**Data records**

* * * * * * *

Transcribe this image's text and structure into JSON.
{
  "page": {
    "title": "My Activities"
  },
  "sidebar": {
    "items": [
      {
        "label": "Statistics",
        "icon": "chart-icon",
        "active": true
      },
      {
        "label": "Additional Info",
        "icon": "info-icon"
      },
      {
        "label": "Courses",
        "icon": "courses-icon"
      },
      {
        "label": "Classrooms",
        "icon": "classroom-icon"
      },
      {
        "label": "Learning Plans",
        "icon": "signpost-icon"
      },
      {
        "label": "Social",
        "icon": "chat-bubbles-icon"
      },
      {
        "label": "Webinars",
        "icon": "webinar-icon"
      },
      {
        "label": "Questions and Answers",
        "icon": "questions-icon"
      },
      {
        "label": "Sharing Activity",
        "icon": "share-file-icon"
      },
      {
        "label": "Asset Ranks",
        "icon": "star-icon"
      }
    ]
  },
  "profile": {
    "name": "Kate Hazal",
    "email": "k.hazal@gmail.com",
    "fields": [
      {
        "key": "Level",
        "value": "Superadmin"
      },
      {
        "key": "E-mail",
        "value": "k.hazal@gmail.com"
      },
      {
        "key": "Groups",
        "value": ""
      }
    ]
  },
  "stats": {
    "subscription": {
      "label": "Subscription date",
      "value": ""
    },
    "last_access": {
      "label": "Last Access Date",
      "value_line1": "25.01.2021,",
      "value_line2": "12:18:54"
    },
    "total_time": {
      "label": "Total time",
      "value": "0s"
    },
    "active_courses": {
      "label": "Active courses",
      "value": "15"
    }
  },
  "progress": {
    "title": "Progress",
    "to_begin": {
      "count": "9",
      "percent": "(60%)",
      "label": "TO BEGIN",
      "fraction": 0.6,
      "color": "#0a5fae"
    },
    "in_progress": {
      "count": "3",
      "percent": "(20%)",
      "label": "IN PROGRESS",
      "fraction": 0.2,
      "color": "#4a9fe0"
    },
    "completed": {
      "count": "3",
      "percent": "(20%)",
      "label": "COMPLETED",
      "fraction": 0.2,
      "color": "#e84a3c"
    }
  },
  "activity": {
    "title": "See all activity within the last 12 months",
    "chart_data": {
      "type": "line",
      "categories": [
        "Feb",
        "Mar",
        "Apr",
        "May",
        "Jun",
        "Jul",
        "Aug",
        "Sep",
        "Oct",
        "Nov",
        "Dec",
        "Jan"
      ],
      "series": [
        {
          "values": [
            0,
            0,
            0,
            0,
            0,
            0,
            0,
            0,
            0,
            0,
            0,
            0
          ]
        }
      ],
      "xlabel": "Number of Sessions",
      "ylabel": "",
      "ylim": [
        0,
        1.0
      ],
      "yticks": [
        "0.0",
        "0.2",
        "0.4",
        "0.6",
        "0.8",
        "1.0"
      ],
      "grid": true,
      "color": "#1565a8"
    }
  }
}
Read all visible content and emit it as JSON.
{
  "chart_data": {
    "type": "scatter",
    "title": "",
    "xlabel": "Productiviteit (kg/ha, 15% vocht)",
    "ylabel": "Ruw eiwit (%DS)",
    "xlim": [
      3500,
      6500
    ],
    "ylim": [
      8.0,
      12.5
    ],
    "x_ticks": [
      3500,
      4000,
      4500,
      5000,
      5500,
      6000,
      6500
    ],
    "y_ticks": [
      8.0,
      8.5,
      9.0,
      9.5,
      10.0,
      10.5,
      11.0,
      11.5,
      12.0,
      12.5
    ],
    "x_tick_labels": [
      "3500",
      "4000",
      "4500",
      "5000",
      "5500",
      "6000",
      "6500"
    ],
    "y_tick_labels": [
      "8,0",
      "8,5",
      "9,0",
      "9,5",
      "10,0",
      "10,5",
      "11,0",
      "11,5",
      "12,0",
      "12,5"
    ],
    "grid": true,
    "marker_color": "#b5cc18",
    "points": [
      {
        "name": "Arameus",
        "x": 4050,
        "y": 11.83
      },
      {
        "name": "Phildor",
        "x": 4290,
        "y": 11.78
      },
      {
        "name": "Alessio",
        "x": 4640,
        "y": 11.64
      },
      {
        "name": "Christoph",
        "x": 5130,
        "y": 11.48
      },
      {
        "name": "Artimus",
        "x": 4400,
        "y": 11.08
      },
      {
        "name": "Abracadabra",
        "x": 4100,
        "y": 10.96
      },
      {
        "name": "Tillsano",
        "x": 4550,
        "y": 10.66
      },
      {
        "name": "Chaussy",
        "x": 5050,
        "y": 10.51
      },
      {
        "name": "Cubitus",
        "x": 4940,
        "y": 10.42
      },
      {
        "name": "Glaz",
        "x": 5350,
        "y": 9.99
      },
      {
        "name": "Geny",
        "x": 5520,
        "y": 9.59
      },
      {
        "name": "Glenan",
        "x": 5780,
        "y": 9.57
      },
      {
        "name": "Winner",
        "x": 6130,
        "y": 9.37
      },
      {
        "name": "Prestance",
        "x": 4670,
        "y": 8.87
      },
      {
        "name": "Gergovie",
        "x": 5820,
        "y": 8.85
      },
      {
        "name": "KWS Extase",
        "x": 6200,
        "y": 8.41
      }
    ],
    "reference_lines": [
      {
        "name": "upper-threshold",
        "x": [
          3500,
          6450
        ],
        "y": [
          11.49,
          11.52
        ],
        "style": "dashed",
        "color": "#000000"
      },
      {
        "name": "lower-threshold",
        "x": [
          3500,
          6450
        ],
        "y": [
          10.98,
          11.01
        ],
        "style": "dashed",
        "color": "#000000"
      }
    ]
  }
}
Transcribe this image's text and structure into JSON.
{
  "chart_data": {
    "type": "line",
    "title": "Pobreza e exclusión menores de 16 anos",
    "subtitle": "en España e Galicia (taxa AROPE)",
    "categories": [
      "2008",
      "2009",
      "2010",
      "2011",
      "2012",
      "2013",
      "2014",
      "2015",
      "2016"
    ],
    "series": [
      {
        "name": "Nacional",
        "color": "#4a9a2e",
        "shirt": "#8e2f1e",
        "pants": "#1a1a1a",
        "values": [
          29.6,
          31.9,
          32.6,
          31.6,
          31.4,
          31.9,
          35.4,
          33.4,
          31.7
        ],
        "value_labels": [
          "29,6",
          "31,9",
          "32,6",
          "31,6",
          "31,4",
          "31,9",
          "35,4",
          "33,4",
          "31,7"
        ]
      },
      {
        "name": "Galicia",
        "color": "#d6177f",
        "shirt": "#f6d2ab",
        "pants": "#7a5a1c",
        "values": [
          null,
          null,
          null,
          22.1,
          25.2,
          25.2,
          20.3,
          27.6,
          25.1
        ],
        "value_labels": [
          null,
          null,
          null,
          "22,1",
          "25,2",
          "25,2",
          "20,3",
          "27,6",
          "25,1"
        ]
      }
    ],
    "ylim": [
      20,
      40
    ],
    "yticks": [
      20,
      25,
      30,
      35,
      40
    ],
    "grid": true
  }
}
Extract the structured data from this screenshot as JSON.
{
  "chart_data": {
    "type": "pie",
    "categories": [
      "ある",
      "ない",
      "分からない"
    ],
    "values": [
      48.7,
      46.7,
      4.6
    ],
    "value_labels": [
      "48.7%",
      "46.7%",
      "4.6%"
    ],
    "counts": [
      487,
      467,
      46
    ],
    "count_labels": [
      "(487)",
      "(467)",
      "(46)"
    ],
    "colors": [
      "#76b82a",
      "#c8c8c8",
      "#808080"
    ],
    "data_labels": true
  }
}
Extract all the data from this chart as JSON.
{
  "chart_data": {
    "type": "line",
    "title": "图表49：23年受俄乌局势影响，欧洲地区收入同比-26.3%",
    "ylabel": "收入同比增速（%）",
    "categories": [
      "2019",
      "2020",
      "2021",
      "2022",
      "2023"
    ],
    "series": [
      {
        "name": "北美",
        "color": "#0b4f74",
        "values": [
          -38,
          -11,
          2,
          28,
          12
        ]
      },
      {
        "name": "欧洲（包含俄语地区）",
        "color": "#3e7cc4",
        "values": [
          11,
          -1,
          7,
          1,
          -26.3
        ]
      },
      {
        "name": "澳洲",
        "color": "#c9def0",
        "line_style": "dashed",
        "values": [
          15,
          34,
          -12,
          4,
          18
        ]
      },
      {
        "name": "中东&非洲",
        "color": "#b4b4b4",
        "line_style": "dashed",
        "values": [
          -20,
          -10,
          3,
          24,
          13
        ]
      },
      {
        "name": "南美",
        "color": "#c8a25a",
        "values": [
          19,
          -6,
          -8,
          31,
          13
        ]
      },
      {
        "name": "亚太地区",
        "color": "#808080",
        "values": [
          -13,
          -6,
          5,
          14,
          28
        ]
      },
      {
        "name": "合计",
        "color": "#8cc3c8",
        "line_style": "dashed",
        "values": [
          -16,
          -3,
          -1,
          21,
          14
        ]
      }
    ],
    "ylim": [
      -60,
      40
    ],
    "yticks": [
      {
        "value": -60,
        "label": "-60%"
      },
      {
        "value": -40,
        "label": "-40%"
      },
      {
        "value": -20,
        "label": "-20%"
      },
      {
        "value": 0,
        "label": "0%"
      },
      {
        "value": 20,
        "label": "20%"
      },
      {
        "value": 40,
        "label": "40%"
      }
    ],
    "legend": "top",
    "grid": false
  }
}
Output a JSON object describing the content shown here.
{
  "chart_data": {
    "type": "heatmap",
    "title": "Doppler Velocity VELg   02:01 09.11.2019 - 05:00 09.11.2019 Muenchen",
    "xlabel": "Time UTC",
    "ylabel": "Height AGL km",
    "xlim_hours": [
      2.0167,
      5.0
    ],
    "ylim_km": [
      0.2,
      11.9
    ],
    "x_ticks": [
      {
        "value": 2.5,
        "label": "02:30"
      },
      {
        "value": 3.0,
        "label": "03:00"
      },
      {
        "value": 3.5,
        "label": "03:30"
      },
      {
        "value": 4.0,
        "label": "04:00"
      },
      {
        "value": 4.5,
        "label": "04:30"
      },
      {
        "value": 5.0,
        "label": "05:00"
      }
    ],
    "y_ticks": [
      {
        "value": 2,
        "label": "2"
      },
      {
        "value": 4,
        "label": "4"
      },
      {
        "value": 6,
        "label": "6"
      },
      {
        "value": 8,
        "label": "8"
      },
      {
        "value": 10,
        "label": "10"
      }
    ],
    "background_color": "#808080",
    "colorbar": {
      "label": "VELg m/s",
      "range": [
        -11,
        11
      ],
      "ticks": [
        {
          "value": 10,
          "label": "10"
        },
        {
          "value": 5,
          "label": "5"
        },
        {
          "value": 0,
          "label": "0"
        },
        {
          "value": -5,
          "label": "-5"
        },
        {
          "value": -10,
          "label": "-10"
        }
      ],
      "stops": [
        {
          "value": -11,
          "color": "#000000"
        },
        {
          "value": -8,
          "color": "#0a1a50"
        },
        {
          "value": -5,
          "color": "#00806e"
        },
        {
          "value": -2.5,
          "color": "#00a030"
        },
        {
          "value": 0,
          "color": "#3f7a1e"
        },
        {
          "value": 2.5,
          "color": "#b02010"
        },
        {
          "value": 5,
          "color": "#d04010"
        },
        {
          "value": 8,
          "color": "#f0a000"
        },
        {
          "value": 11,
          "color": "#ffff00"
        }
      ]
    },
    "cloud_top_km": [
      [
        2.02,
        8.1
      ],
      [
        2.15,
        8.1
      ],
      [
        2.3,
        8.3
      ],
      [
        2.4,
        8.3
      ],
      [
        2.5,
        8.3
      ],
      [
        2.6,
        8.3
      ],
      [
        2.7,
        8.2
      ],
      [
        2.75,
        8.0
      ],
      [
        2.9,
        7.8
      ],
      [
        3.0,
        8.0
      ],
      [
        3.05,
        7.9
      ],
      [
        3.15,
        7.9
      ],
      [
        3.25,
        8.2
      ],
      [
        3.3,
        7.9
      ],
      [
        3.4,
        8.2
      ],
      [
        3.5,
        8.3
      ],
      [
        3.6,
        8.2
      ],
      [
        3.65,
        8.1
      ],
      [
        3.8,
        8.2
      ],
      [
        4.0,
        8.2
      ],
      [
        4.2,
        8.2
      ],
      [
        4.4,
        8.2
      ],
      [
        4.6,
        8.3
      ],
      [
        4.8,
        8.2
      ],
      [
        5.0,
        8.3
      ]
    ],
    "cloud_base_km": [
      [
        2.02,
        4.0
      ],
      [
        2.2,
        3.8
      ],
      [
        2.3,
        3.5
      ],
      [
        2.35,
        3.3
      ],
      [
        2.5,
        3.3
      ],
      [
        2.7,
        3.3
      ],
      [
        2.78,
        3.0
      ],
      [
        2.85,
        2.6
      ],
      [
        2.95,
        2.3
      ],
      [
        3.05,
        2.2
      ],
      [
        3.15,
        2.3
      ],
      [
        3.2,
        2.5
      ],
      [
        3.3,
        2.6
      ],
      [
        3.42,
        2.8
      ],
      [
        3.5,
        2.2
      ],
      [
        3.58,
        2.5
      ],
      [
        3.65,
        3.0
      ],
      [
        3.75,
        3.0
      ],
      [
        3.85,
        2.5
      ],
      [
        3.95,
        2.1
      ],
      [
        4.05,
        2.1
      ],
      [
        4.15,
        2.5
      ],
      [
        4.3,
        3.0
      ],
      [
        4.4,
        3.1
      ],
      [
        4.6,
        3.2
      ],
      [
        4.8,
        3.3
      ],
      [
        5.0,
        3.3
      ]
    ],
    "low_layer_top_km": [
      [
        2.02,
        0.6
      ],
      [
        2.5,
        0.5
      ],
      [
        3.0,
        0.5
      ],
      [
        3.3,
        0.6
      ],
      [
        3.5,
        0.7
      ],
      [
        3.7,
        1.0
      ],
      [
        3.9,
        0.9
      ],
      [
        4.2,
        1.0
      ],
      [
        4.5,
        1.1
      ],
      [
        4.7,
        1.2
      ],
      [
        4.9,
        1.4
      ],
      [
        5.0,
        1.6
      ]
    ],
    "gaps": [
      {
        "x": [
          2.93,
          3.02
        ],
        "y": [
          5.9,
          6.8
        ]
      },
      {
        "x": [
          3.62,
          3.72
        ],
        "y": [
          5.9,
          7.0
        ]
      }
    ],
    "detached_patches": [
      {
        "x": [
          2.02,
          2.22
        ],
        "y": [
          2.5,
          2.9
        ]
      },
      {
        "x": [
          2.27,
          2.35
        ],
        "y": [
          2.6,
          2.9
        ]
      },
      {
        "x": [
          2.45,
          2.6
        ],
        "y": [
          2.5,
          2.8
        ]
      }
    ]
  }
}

* * * * * * *

Using the records above, list each line that includes "icon".

**Output of the exercise**
        "icon": "chart-icon",
        "icon": "info-icon"
        "icon": "courses-icon"
        "icon": "classroom-icon"
        "icon": "signpost-icon"
        "icon": "chat-bubbles-icon"
        "icon": "webinar-icon"
        "icon": "questions-icon"
        "icon": "share-file-icon"
        "icon": "star-icon"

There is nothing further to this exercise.